— START —

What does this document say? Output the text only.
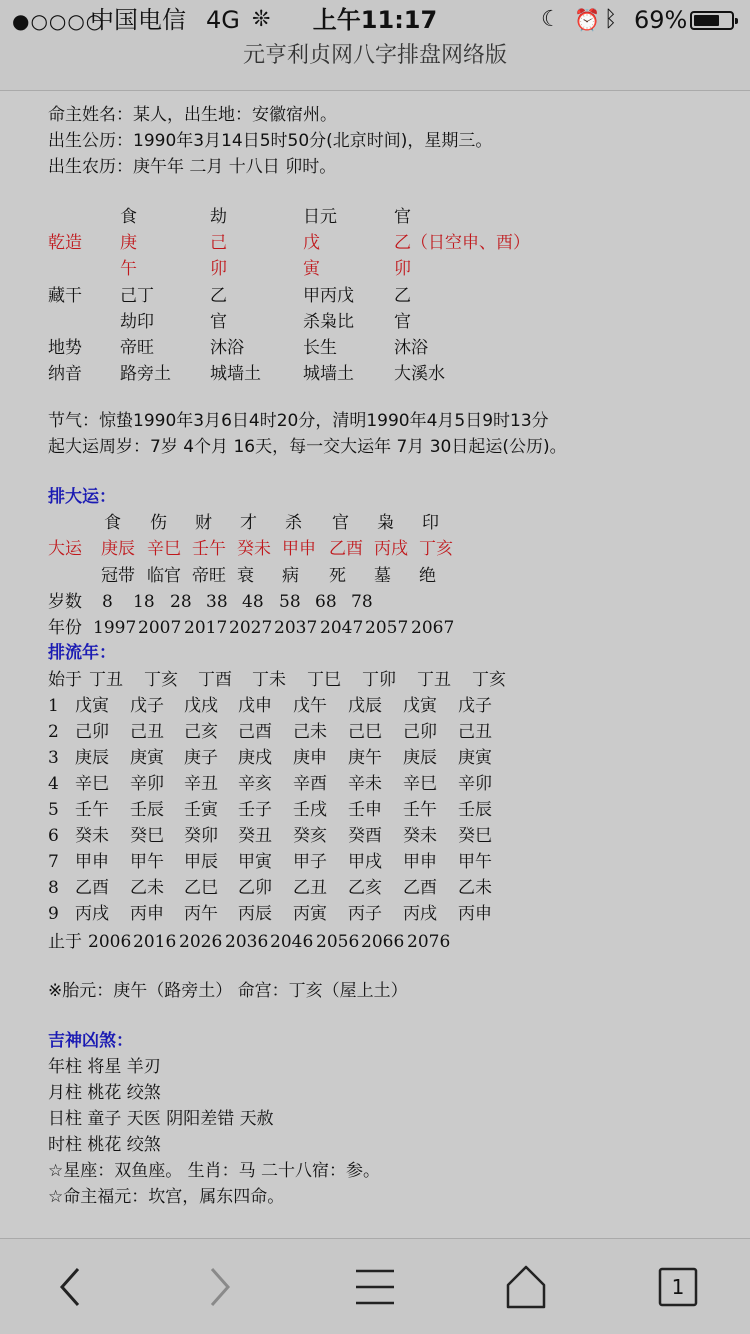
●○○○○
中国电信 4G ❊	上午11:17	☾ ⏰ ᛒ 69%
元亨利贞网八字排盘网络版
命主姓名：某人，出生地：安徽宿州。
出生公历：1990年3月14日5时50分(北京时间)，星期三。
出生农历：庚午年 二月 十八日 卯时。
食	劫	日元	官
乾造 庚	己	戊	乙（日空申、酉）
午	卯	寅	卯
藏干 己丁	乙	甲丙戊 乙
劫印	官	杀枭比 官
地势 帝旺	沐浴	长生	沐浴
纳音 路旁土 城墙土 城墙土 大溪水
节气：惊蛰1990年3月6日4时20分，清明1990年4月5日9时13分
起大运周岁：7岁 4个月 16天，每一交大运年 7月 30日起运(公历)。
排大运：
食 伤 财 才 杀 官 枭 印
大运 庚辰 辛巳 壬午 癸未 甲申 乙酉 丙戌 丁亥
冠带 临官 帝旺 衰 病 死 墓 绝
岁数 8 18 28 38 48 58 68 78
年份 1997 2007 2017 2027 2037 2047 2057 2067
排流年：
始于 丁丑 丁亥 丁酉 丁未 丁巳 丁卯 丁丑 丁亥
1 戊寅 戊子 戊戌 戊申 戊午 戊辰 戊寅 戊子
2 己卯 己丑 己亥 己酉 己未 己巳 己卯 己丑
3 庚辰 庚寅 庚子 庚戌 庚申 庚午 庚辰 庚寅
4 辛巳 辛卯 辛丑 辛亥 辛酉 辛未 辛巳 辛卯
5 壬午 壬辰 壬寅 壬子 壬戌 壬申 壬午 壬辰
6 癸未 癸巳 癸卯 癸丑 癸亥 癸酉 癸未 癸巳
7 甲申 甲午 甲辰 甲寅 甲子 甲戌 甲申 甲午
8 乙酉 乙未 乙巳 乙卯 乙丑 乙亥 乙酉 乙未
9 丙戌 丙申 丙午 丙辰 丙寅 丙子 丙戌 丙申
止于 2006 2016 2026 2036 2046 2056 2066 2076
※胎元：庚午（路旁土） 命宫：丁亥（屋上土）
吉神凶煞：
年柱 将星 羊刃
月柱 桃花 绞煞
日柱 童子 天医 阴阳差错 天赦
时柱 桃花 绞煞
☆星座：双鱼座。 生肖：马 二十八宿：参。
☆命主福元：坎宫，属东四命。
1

— END —

Written problem:
Every entry above is to be set down exactly; the pictures are to be left out.

Result of this task:
What does this document say? Output the text only.
●○○○○
中国电信 4G ❊	上午11:17	☾ ⏰ ᛒ 69%
元亨利贞网八字排盘网络版
命主姓名：某人，出生地：安徽宿州。
出生公历：1990年3月14日5时50分(北京时间)，星期三。
出生农历：庚午年 二月 十八日 卯时。
食	劫	日元	官
乾造 庚	己	戊	乙（日空申、酉）
午	卯	寅	卯
藏干 己丁	乙	甲丙戊 乙
劫印	官	杀枭比 官
地势 帝旺	沐浴	长生	沐浴
纳音 路旁土 城墙土 城墙土 大溪水
节气：惊蛰1990年3月6日4时20分，清明1990年4月5日9时13分
起大运周岁：7岁 4个月 16天，每一交大运年 7月 30日起运(公历)。
排大运：
食 伤 财 才 杀 官 枭 印
大运 庚辰 辛巳 壬午 癸未 甲申 乙酉 丙戌 丁亥
冠带 临官 帝旺 衰 病 死 墓 绝
岁数 8 18 28 38 48 58 68 78
年份 1997 2007 2017 2027 2037 2047 2057 2067
排流年：
始于 丁丑 丁亥 丁酉 丁未 丁巳 丁卯 丁丑 丁亥
1 戊寅 戊子 戊戌 戊申 戊午 戊辰 戊寅 戊子
2 己卯 己丑 己亥 己酉 己未 己巳 己卯 己丑
3 庚辰 庚寅 庚子 庚戌 庚申 庚午 庚辰 庚寅
4 辛巳 辛卯 辛丑 辛亥 辛酉 辛未 辛巳 辛卯
5 壬午 壬辰 壬寅 壬子 壬戌 壬申 壬午 壬辰
6 癸未 癸巳 癸卯 癸丑 癸亥 癸酉 癸未 癸巳
7 甲申 甲午 甲辰 甲寅 甲子 甲戌 甲申 甲午
8 乙酉 乙未 乙巳 乙卯 乙丑 乙亥 乙酉 乙未
9 丙戌 丙申 丙午 丙辰 丙寅 丙子 丙戌 丙申
止于 2006 2016 2026 2036 2046 2056 2066 2076
※胎元：庚午（路旁土） 命宫：丁亥（屋上土）
吉神凶煞：
年柱 将星 羊刃
月柱 桃花 绞煞
日柱 童子 天医 阴阳差错 天赦
时柱 桃花 绞煞
☆星座：双鱼座。 生肖：马 二十八宿：参。
☆命主福元：坎宫，属东四命。
1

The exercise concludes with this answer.